--- START ---

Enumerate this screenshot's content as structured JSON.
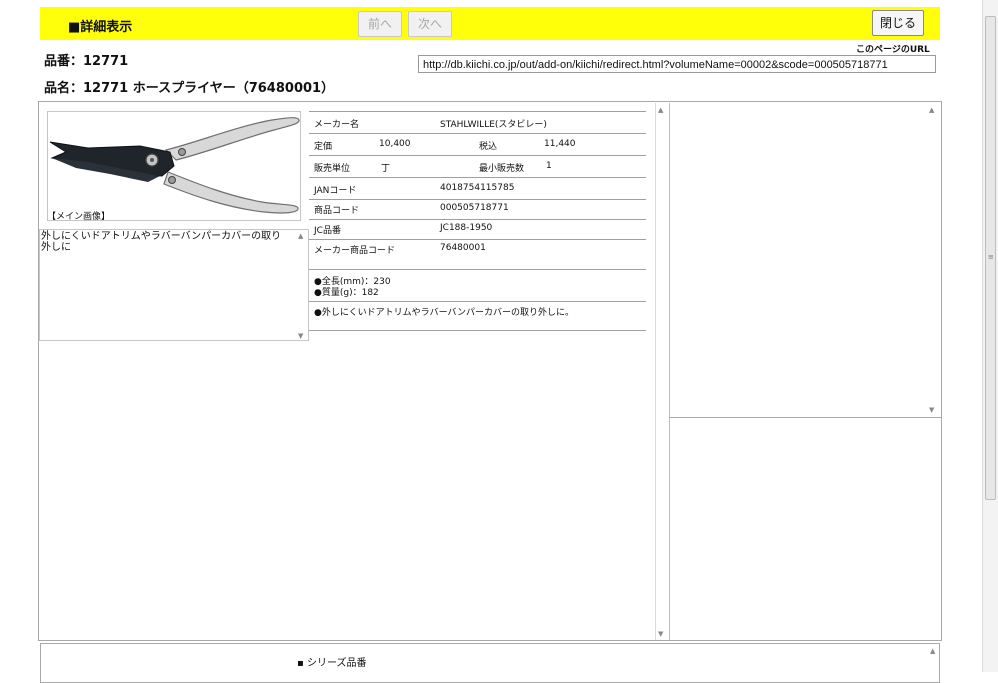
{
  "header": {
    "title": "■詳細表示",
    "prev_label": "前へ",
    "next_label": "次へ",
    "close_label": "閉じる"
  },
  "product": {
    "part_number": "品番：12771",
    "part_name": "品名：12771 ホースプライヤー（76480001）"
  },
  "url": {
    "label": "このページのURL",
    "value": "http://db.kiichi.co.jp/out/add-on/kiichi/redirect.html?volumeName=00002&scode=000505718771"
  },
  "image": {
    "caption": "【メイン画像】",
    "description": "外しにくいドアトリムやラバーバンパーカバーの取り外しに"
  },
  "info": {
    "maker_label": "メーカー名",
    "maker_value": "STAHLWILLE(スタビレー)",
    "list_price_label": "定価",
    "list_price_value": "10,400",
    "tax_incl_label": "税込",
    "tax_incl_value": "11,440",
    "sales_unit_label": "販売単位",
    "sales_unit_value": "丁",
    "min_qty_label": "最小販売数",
    "min_qty_value": "1",
    "jan_label": "JANコード",
    "jan_value": "4018754115785",
    "product_code_label": "商品コード",
    "product_code_value": "000505718771",
    "jc_label": "JC品番",
    "jc_value": "JC188-1950",
    "maker_code_label": "メーカー商品コード",
    "maker_code_value": "76480001",
    "spec_1": "●全長(mm)：230",
    "spec_2": "●質量(g)：182",
    "feature": "●外しにくいドアトリムやラバーバンパーカバーの取り外しに。"
  },
  "series": {
    "label": "シリーズ品番"
  },
  "colors": {
    "header_bg": "#ffff0a",
    "border": "#a9a9a9"
  }
}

--- END ---

* **REQUIRED WORK**: Pictures are excluded; repeat every record exactly.

* **CORRECT ANSWER**:
Enumerate this screenshot's content as structured JSON.
{
  "header": {
    "title": "■詳細表示",
    "prev_label": "前へ",
    "next_label": "次へ",
    "close_label": "閉じる"
  },
  "product": {
    "part_number": "品番：12771",
    "part_name": "品名：12771 ホースプライヤー（76480001）"
  },
  "url": {
    "label": "このページのURL",
    "value": "http://db.kiichi.co.jp/out/add-on/kiichi/redirect.html?volumeName=00002&scode=000505718771"
  },
  "image": {
    "caption": "【メイン画像】",
    "description": "外しにくいドアトリムやラバーバンパーカバーの取り外しに"
  },
  "info": {
    "maker_label": "メーカー名",
    "maker_value": "STAHLWILLE(スタビレー)",
    "list_price_label": "定価",
    "list_price_value": "10,400",
    "tax_incl_label": "税込",
    "tax_incl_value": "11,440",
    "sales_unit_label": "販売単位",
    "sales_unit_value": "丁",
    "min_qty_label": "最小販売数",
    "min_qty_value": "1",
    "jan_label": "JANコード",
    "jan_value": "4018754115785",
    "product_code_label": "商品コード",
    "product_code_value": "000505718771",
    "jc_label": "JC品番",
    "jc_value": "JC188-1950",
    "maker_code_label": "メーカー商品コード",
    "maker_code_value": "76480001",
    "spec_1": "●全長(mm)：230",
    "spec_2": "●質量(g)：182",
    "feature": "●外しにくいドアトリムやラバーバンパーカバーの取り外しに。"
  },
  "series": {
    "label": "シリーズ品番"
  },
  "colors": {
    "header_bg": "#ffff0a",
    "border": "#a9a9a9"
  }
}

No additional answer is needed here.